[WHAT THIS TASK INVOLVES]: From the entries below, pull out each line where "Questions" appears.

***** EXCERPTED DATA *****

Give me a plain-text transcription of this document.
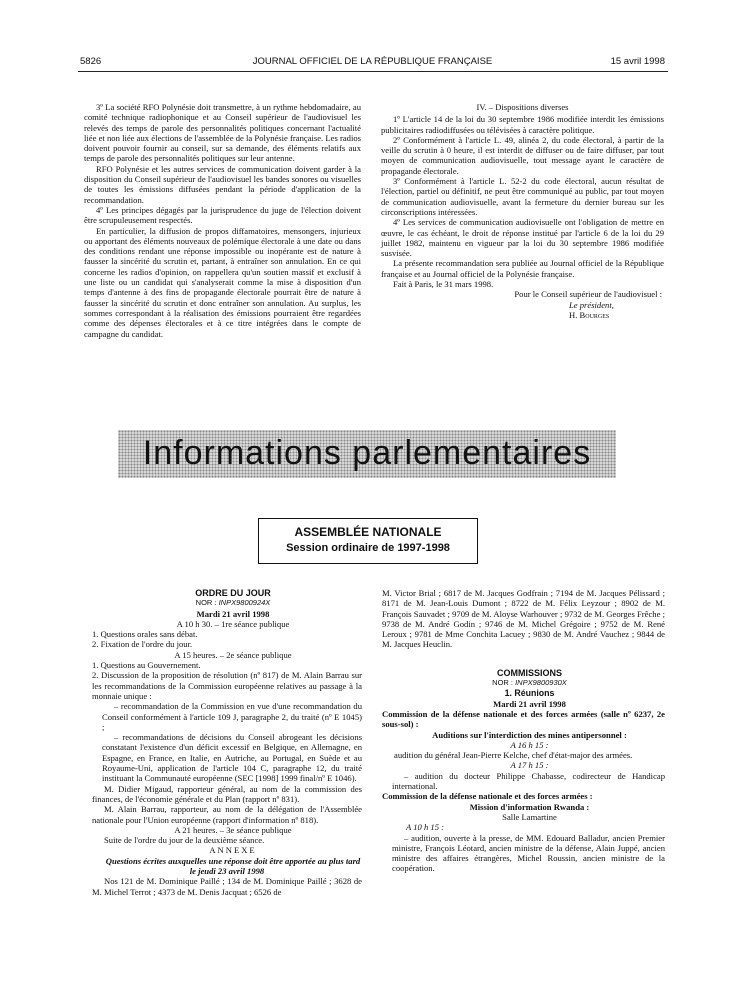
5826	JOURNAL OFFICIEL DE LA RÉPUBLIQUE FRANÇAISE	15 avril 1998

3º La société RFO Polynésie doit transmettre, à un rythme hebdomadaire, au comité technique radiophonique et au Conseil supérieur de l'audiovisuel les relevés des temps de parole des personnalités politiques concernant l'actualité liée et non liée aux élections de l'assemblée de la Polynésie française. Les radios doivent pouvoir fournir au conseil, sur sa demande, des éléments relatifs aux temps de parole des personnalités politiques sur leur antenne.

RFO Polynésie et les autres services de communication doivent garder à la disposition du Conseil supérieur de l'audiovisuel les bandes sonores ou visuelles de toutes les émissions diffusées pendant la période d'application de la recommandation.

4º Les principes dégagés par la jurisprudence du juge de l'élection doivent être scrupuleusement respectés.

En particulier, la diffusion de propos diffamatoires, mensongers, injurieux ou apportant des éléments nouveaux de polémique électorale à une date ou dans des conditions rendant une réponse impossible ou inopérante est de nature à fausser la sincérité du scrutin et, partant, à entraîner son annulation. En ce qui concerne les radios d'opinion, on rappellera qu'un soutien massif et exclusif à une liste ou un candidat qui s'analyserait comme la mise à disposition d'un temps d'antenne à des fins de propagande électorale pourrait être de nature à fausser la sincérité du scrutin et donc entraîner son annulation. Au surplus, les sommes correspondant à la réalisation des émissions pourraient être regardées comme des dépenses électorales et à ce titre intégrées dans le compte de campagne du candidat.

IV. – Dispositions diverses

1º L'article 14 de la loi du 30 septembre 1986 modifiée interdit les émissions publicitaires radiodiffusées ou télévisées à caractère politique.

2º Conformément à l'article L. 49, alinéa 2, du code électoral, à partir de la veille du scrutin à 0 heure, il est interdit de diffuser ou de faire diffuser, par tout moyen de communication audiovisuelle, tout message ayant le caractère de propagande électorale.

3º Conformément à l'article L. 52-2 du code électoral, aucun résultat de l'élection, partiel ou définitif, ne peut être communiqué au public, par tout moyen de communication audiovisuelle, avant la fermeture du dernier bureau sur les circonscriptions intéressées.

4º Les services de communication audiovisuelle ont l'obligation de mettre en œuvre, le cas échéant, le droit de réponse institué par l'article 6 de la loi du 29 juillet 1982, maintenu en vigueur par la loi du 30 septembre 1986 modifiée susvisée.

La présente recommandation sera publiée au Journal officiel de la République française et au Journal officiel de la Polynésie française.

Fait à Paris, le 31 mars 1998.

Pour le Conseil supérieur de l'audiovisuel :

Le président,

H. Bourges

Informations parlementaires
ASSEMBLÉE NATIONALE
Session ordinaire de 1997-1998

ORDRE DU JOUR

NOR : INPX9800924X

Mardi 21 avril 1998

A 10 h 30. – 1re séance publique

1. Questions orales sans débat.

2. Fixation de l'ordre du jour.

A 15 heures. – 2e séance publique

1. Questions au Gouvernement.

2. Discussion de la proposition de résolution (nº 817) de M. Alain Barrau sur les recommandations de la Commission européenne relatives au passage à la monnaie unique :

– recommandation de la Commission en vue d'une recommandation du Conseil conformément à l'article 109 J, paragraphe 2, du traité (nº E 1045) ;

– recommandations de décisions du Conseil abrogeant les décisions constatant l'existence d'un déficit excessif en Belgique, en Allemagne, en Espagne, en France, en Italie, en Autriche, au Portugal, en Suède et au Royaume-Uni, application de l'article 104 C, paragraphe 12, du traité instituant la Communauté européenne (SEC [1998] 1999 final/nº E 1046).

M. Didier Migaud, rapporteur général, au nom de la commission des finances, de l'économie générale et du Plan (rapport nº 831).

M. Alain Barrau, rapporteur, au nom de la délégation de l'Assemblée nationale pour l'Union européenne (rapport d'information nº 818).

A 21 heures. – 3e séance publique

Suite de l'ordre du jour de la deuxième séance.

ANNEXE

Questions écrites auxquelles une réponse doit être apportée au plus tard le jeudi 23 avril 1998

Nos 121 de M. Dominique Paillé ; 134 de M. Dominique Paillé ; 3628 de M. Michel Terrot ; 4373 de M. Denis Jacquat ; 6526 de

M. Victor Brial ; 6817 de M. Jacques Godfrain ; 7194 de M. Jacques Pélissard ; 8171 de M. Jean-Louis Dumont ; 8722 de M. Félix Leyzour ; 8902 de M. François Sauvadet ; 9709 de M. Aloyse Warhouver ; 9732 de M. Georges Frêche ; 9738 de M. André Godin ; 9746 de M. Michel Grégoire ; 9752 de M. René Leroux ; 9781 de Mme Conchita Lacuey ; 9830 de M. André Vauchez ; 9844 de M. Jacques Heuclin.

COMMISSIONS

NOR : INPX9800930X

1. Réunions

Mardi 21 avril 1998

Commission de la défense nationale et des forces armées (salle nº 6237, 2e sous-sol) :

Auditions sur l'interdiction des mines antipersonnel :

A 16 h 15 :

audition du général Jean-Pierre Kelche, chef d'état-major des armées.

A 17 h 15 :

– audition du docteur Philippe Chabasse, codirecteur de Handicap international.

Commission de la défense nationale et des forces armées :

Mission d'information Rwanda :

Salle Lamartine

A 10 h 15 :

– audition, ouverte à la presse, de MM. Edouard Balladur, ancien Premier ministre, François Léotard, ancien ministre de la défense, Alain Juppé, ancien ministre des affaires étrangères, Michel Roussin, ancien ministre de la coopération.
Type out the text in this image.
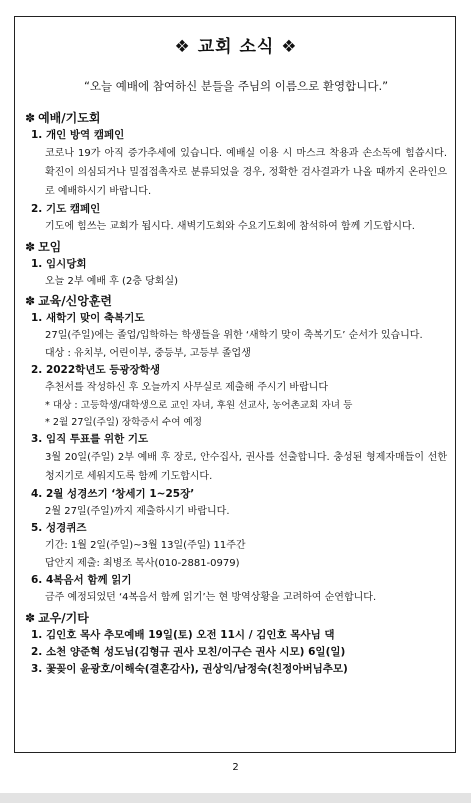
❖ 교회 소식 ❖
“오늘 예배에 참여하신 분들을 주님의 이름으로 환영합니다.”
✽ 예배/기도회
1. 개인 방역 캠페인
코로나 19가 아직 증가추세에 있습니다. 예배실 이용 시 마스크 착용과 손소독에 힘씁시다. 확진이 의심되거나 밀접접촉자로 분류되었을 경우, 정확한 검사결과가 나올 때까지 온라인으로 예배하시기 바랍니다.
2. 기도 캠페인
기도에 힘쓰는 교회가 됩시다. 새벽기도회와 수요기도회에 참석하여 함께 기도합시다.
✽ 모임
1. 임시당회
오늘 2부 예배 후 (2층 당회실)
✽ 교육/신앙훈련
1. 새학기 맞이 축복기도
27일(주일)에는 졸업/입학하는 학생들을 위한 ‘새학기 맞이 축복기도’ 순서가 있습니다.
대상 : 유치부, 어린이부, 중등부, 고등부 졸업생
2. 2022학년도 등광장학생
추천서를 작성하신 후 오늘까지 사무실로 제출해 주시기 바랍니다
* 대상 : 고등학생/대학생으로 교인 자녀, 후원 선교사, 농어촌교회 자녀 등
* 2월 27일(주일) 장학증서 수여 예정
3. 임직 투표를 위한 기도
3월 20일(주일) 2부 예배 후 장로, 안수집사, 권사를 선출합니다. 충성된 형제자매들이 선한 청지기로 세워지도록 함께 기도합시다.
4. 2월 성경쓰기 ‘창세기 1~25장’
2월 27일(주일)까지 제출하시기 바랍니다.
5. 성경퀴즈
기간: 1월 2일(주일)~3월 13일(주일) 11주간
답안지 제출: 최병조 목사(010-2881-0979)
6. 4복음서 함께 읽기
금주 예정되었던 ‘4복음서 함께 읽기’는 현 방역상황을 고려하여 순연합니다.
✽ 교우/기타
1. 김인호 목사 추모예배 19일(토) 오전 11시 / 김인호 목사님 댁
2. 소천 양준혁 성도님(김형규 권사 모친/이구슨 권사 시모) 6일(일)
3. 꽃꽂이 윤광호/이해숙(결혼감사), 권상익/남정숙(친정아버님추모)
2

*****
***** EXCERPTED DATA *****

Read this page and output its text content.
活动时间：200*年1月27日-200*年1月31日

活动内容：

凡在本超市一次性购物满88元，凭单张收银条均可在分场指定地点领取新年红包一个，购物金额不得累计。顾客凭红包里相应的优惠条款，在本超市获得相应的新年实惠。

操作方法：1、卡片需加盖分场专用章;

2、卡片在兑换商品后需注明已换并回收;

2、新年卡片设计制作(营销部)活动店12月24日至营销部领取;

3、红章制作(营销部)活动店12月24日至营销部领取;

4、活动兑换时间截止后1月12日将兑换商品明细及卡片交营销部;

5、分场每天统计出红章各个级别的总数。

*****

[SOLUTION FOR THIS PROBLEM]:
1. Questions orales sans débat.
1. Questions au Gouvernement.
Questions écrites auxquelles une réponse doit être apportée au plus tard le jeudi 23 avril 1998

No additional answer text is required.